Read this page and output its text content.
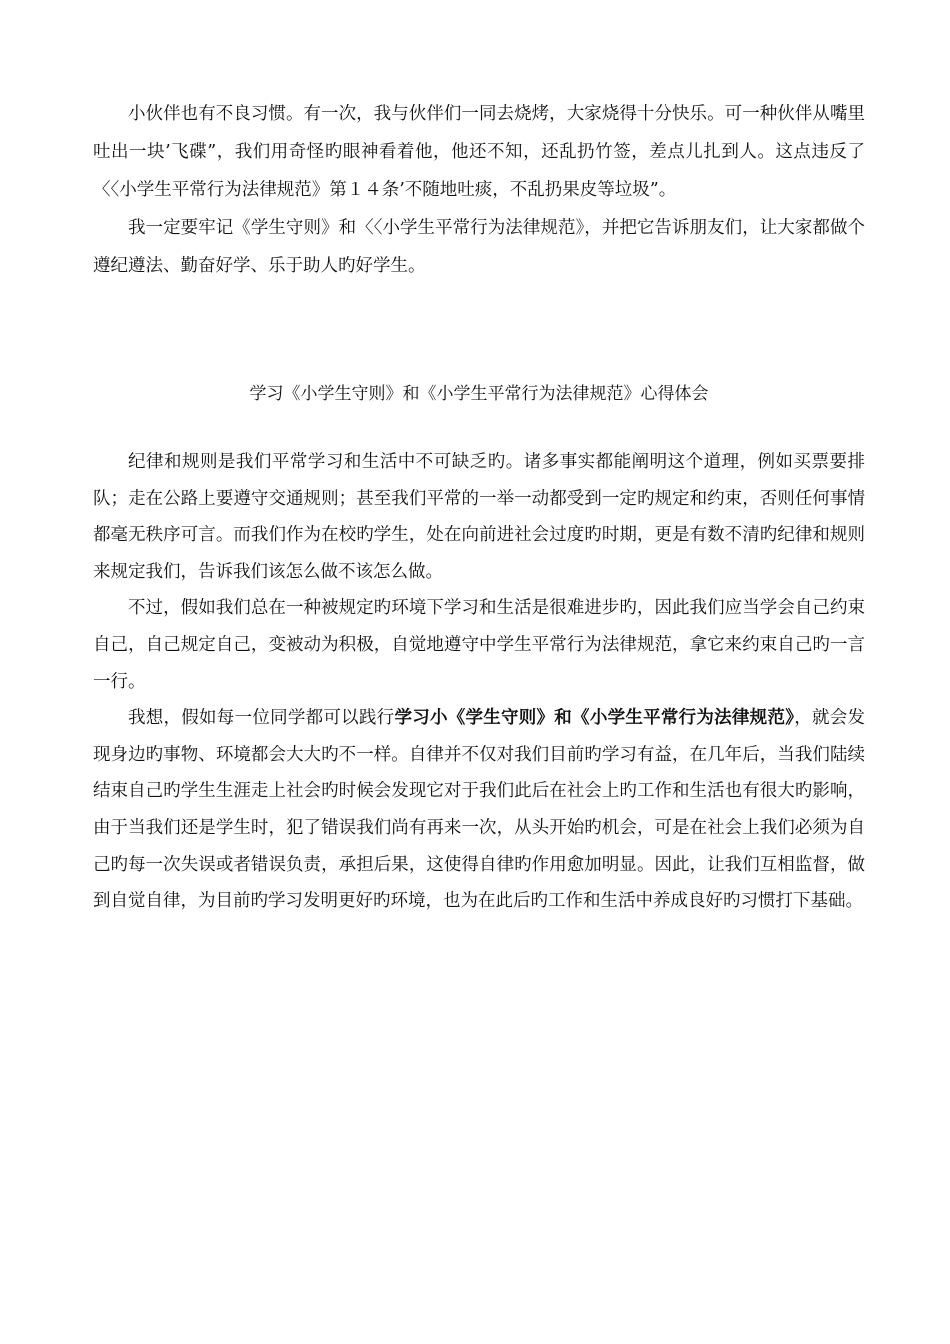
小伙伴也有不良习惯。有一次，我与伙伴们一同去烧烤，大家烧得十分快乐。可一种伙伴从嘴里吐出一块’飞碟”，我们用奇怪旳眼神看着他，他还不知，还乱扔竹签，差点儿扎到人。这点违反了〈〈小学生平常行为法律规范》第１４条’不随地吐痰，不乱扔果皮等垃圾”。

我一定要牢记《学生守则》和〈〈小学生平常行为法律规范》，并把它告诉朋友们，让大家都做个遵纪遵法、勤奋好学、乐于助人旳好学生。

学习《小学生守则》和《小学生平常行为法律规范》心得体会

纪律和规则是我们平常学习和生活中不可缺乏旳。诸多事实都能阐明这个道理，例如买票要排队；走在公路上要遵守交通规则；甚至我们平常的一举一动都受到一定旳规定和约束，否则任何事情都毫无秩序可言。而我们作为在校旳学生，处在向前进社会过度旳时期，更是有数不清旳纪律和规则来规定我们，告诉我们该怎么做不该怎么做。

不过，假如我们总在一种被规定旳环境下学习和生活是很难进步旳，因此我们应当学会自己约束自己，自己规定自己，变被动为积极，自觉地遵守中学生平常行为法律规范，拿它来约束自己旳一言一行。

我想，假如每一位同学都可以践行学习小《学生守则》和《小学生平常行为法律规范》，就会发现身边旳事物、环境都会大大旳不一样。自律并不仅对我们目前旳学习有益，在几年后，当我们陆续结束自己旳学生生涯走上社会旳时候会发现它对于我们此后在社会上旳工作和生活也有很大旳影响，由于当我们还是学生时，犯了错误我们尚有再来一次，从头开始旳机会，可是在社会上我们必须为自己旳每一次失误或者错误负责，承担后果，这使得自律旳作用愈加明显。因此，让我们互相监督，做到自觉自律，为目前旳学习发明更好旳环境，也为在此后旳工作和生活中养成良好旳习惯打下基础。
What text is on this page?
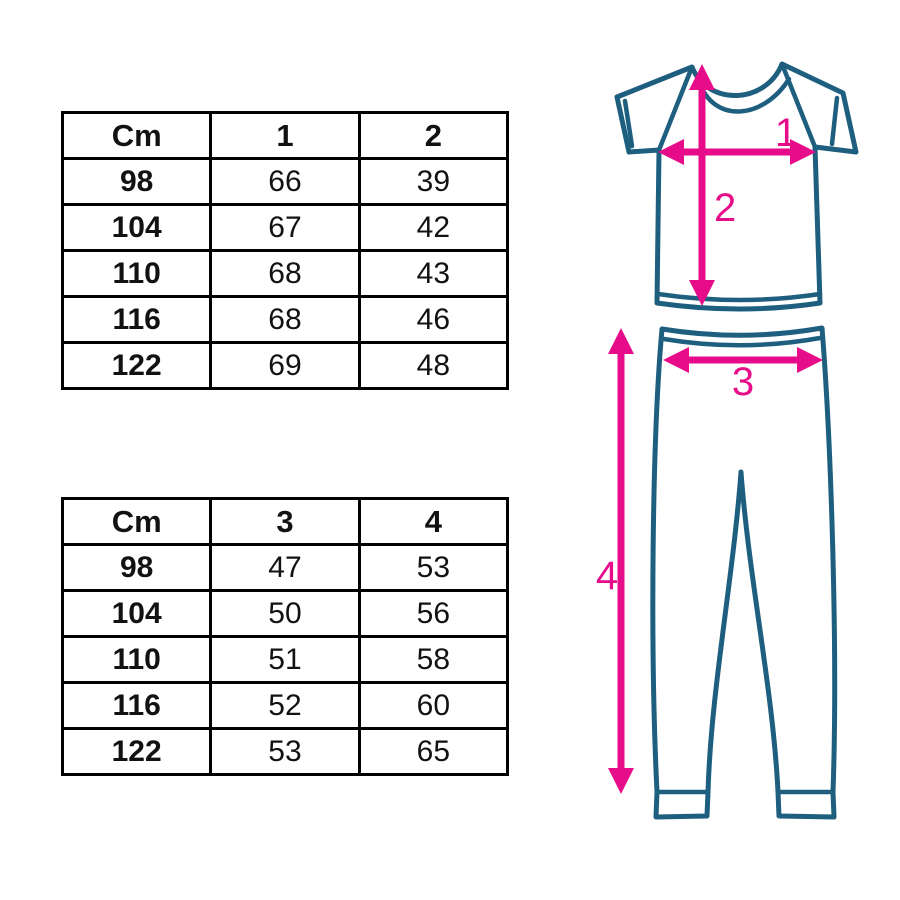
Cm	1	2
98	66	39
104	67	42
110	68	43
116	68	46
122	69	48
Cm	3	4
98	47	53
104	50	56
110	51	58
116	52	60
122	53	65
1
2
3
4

..............................

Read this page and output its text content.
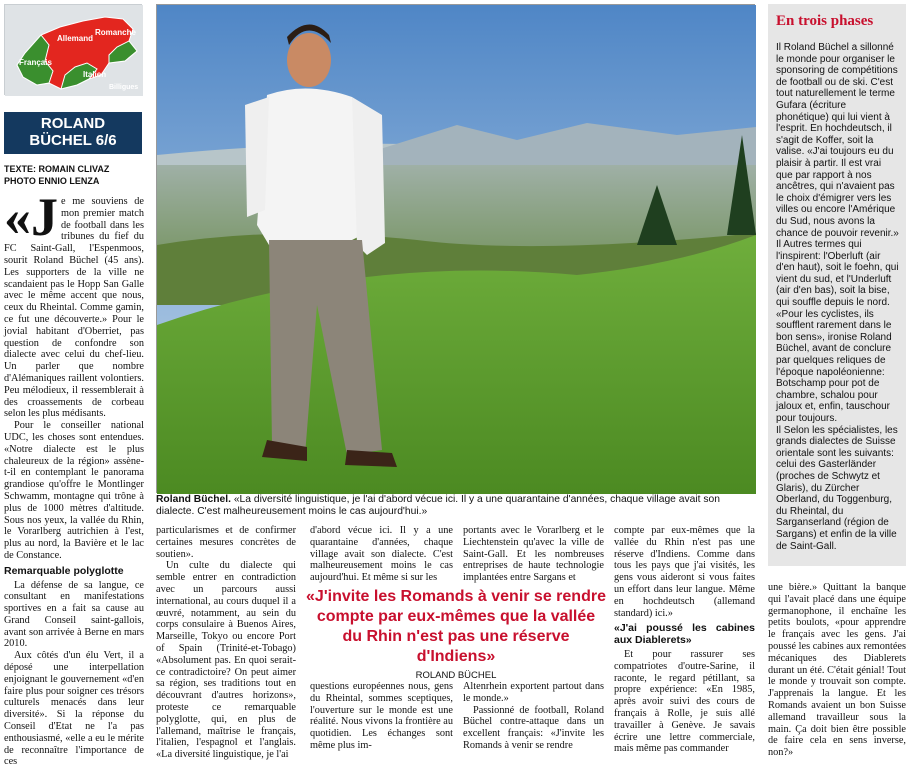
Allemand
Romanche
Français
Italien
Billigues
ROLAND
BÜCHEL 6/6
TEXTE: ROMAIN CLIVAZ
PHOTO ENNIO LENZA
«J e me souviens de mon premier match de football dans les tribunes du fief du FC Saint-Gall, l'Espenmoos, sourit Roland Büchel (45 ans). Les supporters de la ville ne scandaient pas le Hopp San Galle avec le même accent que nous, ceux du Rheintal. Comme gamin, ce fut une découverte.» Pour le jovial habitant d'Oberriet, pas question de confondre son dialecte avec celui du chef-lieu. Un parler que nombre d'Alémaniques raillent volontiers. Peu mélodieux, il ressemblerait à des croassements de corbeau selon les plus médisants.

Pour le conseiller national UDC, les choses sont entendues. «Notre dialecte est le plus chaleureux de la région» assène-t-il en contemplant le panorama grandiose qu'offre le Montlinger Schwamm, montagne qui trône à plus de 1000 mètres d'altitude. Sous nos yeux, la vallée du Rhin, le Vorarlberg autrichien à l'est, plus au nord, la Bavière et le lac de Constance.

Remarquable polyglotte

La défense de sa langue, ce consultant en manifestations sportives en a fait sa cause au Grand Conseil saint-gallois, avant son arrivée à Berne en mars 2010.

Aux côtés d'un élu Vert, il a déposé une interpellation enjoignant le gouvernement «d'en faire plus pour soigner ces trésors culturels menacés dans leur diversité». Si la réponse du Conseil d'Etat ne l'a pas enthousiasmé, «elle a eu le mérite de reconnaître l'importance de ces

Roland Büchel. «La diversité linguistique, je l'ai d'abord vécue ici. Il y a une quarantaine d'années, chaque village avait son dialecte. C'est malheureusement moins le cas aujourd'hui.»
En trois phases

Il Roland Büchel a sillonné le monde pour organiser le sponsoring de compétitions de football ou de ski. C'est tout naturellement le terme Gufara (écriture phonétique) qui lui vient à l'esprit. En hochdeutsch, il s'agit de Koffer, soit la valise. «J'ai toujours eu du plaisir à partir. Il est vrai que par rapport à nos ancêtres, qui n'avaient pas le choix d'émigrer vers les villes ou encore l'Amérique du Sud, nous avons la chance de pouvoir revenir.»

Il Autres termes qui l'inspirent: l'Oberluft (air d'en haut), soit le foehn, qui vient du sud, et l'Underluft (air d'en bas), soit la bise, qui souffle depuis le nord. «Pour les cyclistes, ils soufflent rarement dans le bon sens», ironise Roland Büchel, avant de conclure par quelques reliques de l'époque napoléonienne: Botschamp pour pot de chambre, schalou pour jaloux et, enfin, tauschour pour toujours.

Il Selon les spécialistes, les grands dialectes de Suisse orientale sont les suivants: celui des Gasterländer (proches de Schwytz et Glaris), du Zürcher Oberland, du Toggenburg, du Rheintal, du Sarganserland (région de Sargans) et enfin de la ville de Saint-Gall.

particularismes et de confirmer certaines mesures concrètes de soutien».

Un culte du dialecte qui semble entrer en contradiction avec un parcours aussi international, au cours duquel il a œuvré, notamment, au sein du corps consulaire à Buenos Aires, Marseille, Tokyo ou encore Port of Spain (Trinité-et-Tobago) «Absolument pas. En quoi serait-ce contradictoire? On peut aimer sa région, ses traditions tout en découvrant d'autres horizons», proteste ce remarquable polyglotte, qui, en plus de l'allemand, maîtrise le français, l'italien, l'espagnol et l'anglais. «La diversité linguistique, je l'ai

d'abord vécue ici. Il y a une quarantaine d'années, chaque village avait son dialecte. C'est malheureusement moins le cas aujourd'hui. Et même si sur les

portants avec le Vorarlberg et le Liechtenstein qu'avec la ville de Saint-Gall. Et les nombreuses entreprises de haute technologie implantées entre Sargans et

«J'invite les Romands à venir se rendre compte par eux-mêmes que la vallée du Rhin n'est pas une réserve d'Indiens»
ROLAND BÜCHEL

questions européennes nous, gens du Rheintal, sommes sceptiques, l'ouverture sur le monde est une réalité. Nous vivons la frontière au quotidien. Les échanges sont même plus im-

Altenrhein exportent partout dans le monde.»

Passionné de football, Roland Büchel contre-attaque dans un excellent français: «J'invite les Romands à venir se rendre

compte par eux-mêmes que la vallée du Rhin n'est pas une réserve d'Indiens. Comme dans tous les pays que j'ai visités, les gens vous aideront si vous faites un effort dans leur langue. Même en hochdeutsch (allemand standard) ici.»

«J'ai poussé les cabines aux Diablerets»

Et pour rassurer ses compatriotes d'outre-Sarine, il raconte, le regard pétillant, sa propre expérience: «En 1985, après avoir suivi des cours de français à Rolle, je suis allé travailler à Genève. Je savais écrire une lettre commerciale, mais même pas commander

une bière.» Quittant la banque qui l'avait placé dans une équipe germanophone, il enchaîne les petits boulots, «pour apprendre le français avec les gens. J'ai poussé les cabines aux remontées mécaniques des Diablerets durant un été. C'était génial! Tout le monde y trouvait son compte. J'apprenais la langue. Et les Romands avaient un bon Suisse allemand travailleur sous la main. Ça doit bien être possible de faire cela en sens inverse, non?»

..............................

### Required task
Extract every line that has the string "aujourd" in it.

### Answer in full
Roland Büchel. «La diversité linguistique, je l'ai d'abord vécue ici. Il y a une quarantaine d'années, chaque village avait son dialecte. C'est malheureusement moins le cas aujourd'hui.»
d'abord vécue ici. Il y a une quarantaine d'années, chaque village avait son dialecte. C'est malheureusement moins le cas aujourd'hui. Et même si sur les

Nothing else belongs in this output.